### Items listed in a dataset
···

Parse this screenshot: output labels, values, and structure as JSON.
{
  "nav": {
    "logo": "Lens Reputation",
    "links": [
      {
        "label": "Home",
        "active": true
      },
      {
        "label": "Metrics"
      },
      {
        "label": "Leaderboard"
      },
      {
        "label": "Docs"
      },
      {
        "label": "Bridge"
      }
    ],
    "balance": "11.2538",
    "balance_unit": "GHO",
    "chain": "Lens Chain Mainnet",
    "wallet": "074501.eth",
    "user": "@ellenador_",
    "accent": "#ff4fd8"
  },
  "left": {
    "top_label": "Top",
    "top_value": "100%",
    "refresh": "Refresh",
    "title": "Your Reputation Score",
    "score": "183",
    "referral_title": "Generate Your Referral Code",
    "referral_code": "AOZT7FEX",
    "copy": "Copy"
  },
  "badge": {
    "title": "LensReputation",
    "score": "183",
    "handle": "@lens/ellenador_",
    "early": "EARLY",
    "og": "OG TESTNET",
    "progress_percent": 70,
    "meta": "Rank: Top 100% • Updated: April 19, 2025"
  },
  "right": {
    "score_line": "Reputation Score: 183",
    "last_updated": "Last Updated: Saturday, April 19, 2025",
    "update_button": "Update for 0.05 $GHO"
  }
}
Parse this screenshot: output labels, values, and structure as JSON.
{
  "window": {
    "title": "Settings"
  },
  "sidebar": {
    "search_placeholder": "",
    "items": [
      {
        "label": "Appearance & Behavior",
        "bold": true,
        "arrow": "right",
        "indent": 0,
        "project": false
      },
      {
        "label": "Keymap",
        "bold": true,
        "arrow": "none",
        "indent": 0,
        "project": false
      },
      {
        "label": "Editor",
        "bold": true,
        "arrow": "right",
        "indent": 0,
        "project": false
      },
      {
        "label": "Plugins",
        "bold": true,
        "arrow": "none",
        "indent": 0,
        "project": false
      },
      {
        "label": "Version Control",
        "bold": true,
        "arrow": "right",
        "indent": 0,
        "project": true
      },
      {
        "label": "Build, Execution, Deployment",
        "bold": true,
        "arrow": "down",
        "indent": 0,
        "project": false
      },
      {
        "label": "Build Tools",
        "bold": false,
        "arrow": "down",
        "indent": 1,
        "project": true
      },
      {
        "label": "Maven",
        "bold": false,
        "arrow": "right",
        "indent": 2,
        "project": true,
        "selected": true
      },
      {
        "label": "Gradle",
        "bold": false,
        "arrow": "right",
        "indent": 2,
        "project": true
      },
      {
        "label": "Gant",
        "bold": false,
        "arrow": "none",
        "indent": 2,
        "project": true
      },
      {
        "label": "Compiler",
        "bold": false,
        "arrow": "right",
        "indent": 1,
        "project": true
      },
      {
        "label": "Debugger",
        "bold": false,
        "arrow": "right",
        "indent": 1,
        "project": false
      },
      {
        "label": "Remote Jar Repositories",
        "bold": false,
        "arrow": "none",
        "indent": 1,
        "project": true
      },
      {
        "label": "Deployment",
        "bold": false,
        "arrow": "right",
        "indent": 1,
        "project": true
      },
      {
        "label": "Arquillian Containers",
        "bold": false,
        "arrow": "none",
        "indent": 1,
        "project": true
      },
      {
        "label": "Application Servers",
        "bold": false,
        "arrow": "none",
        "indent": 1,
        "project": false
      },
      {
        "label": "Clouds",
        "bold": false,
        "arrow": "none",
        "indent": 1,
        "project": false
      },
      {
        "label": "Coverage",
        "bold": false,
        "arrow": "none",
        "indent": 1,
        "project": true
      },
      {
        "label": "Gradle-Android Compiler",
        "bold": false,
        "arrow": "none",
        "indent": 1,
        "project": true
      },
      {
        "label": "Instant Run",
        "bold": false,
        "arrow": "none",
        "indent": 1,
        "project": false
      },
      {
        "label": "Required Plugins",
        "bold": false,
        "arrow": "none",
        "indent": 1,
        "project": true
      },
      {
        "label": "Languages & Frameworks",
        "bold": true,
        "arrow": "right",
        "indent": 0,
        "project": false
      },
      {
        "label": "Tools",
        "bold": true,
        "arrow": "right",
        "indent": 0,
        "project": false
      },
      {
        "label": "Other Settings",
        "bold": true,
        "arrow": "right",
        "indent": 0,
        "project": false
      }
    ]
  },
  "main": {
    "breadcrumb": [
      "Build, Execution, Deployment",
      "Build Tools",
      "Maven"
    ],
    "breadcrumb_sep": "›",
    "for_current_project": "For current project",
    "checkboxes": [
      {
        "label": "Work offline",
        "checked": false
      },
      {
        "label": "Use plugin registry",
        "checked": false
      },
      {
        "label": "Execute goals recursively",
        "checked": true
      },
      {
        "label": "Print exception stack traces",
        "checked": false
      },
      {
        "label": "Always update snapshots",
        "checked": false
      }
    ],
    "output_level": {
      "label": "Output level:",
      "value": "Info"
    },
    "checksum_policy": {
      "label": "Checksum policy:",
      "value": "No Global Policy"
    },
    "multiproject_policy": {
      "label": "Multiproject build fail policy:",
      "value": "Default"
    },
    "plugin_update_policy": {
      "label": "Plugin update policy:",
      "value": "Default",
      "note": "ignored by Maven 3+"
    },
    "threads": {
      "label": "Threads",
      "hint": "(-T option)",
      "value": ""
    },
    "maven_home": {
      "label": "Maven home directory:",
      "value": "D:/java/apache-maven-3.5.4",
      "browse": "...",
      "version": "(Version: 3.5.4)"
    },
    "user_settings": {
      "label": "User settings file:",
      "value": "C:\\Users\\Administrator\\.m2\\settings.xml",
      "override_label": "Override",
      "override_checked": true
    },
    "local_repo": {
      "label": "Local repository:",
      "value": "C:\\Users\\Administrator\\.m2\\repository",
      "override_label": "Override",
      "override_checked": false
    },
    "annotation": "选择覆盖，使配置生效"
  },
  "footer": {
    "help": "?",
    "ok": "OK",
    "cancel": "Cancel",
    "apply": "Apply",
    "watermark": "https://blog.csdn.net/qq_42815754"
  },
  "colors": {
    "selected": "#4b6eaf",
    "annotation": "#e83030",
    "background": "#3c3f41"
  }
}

···

### Task
Output nothing but the number of lines in the data containing the string "Administrator".

### Written response
2